## [Written exercise]
Across the material below, how many lines contain the word "Time"? Give only the number.

------ Data supplied ------

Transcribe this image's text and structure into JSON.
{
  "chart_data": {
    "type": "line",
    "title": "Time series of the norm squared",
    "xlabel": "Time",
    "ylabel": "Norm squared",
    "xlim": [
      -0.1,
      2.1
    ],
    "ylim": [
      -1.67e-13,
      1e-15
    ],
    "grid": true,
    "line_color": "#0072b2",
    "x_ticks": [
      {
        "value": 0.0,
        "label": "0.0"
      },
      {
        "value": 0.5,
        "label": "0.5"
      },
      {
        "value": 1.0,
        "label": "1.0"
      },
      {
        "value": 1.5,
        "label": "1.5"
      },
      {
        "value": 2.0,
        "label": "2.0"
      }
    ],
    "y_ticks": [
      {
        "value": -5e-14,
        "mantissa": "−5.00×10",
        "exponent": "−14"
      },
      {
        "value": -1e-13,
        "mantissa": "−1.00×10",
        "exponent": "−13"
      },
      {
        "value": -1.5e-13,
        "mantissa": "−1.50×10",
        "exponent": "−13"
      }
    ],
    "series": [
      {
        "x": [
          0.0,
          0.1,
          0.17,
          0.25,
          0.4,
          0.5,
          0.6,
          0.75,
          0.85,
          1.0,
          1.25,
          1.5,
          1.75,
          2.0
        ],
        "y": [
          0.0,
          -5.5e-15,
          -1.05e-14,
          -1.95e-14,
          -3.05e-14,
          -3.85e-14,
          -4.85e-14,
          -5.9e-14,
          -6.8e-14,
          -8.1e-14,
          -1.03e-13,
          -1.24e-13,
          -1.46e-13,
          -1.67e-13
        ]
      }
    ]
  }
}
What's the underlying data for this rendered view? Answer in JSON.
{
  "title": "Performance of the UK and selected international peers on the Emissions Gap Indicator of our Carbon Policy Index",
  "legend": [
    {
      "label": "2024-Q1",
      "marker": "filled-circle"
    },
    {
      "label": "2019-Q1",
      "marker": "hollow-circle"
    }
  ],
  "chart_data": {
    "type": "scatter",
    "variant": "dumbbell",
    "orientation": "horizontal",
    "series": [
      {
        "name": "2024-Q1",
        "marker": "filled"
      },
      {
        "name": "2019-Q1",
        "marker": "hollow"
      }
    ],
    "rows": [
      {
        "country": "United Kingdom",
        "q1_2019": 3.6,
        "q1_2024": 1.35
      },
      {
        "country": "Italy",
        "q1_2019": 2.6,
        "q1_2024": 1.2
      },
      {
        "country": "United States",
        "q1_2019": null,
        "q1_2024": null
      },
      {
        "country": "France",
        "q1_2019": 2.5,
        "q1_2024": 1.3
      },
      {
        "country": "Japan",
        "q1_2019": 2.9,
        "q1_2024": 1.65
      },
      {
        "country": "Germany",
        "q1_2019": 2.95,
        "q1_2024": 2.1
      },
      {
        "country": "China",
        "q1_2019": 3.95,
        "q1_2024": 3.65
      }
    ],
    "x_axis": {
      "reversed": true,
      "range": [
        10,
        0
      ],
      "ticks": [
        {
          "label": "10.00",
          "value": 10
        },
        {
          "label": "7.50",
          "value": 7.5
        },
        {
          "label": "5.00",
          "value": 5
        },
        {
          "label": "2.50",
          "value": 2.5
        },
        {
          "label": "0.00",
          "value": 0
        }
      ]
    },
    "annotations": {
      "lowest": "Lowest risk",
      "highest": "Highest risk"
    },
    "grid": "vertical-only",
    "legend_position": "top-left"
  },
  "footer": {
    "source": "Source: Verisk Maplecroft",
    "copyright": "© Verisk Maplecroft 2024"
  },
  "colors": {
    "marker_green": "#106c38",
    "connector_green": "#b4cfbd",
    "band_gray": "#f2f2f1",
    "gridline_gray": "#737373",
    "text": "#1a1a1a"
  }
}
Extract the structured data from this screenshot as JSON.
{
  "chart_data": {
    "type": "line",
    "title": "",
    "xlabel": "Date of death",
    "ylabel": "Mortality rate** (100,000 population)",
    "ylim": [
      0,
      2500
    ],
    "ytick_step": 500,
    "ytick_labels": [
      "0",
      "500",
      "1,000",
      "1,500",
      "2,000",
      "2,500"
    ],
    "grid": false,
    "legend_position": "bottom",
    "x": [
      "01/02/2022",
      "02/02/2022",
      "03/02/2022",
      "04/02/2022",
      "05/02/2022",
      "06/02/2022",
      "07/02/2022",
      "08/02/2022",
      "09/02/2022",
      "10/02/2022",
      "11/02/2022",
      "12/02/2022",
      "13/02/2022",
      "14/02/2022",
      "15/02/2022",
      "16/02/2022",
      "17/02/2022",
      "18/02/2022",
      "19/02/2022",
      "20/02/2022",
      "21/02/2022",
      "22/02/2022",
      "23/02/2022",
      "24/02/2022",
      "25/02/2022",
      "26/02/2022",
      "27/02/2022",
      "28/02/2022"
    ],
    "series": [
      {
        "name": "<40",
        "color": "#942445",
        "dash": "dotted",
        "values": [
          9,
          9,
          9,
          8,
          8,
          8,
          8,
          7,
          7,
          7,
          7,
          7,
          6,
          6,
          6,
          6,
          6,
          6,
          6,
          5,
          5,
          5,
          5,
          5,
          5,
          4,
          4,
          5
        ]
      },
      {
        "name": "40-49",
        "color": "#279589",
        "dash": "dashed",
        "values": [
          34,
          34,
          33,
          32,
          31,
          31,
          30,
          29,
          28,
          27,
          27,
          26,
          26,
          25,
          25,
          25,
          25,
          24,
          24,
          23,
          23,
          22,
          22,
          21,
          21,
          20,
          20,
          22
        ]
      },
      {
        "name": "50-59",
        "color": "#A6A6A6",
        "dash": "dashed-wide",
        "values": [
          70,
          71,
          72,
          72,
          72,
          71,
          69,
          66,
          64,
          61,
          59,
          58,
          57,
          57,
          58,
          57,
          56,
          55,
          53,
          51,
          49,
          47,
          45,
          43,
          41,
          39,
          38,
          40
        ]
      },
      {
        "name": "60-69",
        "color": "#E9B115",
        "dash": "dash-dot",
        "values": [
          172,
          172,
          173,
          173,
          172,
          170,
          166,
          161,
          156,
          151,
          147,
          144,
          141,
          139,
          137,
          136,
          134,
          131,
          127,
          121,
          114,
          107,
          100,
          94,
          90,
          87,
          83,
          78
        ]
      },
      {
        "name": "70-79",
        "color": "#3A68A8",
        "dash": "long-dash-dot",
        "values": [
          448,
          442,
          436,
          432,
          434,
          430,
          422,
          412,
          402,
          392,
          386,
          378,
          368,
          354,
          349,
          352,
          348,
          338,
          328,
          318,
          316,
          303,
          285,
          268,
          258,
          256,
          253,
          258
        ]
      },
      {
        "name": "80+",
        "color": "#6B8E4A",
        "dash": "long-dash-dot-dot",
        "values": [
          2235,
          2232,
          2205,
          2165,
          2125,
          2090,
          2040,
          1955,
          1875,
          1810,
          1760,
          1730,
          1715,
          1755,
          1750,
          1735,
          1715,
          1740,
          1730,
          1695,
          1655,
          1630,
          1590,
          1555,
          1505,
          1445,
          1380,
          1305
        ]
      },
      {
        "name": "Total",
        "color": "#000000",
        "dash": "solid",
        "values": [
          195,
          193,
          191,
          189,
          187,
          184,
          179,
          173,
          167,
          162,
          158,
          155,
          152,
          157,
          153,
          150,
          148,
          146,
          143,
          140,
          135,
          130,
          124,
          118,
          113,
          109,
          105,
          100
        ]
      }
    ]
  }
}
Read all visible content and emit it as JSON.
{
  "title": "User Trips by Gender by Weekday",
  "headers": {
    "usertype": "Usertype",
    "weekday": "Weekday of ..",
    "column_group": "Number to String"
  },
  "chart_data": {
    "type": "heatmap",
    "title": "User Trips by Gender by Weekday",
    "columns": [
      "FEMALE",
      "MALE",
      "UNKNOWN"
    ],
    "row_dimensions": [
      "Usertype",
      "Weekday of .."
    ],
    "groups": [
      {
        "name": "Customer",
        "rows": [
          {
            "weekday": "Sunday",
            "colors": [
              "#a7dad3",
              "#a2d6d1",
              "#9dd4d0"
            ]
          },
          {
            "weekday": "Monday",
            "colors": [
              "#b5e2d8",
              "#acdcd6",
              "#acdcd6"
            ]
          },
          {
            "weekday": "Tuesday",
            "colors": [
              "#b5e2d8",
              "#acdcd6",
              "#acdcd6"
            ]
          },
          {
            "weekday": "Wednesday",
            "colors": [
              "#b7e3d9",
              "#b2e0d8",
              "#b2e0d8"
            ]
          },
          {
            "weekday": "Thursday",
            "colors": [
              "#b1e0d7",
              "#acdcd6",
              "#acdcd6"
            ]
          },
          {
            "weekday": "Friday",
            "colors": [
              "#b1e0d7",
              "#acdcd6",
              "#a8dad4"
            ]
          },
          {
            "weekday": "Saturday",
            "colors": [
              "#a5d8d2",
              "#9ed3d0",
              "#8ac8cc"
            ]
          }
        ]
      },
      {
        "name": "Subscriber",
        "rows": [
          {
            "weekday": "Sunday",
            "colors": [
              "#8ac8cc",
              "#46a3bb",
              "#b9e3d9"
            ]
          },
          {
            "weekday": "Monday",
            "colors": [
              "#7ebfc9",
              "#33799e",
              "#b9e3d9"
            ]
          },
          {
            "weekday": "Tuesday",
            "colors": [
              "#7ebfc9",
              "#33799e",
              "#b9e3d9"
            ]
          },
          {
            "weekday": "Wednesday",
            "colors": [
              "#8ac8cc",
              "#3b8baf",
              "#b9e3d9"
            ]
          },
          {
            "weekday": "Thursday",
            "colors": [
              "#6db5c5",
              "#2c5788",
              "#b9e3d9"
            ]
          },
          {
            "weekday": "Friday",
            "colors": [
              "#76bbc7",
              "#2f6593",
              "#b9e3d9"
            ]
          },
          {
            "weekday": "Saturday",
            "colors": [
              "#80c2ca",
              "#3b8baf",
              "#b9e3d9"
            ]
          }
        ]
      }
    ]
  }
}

------

## [Solution for this problem]
2